Image from www.ngabo.org

 

2  The Sons of Yefet are Gomer and Magog, Madai, Yavan and Tuval, Meshekh and Tiras.

 

Contains the names of peoples in Asia Minor.

 

Gomer. The Cimmerians, on the shores of the Caspian Sea.

 

Magog. The Scythians, whose territory lay on the borders of the Caucasus.

 

Madai.  The Medes.

 

Javan.  The Greeks (Ionians: in the older language, Iawones).

 

[EF] Sons: Here, and later, it may mean “descendants.”

 

3  The Sons of Gomer are Ashkenaz, Rifat, and Togarma.

 

Ashkenaz.  They lived in the neighborhood of Ararat, Armenia.  In later Jewish literaature, Ashkenaz is used to denote Germany; hence, Ashkenazim, Jews hailing from Germanic countries.

Rpath and Togarmah. Peoples of Asia Minor.

 

4. The sons of Yauan: ‘Eliyshah, Tarshiysh, Kittiy, and Rodaniym,

 

Elishah. Most scholars see the word ‘Hellas’ in the name.  Others identify it with Southern Italy, Sicily or Cyprus.

 

Tarshish.  Frequently mentioned in the Bible as a flourishing and wealthy seaport.  It is generally identified with Tartessus in ancient Spain.

 

Kittim.  A race inhabiting part of the island of Cyprus, of Phoenician extraction.

 

Dodanim. In I Chron. I,4-25 (with which this chapter should be compared) it is written Rodanim, i.e. the inhabitants of the Rhodian islands in the Aegean Sea.  Both forms are shortened forms as given in Targum Jonathan, and refer to Dardania in the region of Troy (Luzzatto).

 
5  From these the seacoast nations were divided by their lands,
each one after its own tongue:  
according to their clans, by their nations.

 

of these.  From these, i.e. the sons of Javan enumerated in the preceding verse.

 

divided.  As separate countries, because of their distinctive populations.

 

after his tongue.  The differentiation of language is accounted for in the next chapter.  The Rabbis explain that the narratives in Scripture are not always in strict chronological order.  Sometimes an event is anticipated, at other times it is told in connection with a later event.

 

[RA]  the Sea Peoples. The probable reference is to the migrants from the Greek islands (“Javan” is Ion, or Greece) who established a foothold in the coastal region of Palestine during the 12th century B.C.E.

**MATERIAL**

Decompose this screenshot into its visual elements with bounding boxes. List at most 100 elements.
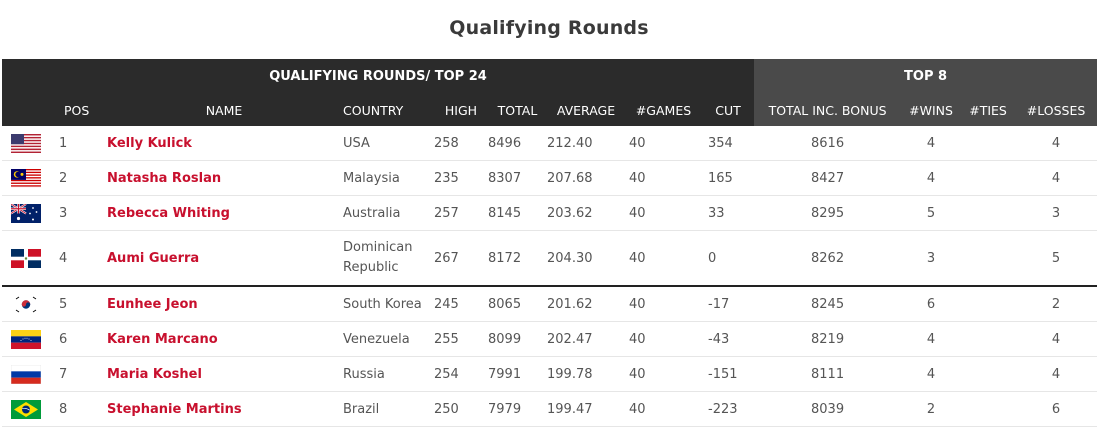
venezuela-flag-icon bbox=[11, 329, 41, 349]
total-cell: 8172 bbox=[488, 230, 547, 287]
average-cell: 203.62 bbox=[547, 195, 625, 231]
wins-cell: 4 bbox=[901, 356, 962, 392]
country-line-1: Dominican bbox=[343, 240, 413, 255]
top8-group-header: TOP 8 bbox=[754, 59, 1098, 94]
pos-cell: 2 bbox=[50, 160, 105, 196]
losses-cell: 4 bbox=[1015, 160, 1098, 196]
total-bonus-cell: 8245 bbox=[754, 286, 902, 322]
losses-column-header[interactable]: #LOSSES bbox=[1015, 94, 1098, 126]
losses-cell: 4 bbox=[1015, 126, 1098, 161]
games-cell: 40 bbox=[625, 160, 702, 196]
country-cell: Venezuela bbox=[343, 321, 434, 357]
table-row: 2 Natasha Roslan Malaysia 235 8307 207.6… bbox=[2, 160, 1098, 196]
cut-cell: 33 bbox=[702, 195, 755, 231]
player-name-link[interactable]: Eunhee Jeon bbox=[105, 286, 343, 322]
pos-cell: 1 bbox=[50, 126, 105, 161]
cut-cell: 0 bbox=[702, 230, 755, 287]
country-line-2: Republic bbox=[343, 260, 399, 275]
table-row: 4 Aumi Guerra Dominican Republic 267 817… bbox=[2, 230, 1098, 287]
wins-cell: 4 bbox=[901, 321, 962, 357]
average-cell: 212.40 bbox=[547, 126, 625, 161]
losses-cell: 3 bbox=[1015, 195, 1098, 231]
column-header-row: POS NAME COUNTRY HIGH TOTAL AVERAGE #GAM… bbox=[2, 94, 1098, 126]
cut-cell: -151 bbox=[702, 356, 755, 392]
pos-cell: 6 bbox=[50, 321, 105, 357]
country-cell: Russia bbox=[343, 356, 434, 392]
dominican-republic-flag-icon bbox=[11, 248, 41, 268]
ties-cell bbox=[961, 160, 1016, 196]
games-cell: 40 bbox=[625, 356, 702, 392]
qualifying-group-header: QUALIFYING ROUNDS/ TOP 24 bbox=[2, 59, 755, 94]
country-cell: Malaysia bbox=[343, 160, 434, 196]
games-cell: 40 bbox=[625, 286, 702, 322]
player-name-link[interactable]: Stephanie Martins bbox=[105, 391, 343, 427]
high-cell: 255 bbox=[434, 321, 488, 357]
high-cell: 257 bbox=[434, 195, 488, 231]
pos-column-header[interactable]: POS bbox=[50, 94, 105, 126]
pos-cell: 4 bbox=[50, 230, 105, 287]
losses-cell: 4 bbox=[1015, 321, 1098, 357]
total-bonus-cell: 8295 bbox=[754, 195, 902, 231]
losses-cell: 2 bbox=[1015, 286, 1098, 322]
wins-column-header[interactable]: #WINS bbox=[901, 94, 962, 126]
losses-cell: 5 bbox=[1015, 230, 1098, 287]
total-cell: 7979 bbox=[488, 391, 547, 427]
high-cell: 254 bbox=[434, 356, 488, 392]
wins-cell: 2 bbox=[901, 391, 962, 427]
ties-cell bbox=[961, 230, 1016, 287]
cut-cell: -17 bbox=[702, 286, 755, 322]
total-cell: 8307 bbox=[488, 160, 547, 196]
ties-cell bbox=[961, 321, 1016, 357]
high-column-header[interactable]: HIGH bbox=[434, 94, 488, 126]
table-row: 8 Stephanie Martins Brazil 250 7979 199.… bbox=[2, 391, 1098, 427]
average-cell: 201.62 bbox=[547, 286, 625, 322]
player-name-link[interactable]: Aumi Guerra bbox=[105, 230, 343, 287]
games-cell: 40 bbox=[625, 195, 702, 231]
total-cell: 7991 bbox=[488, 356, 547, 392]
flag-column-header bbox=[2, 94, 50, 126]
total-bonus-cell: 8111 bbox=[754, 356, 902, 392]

**EXERCISE REQUIREMENTS**
Answer these questions from the commentary on the sons of Yefet:
(a) Which people does it identify with Magog?
(b) With what ancient place is Tarshish generally identified?
(c) In later Jewish literature, what country is Ashkenaz used to denote?

**ANSWER TO THE EXERCISE**
(a) The Scythians, whose territory lay on the borders of the Caucasus.
(b) Tartessus in ancient Spain.
(c) Germany.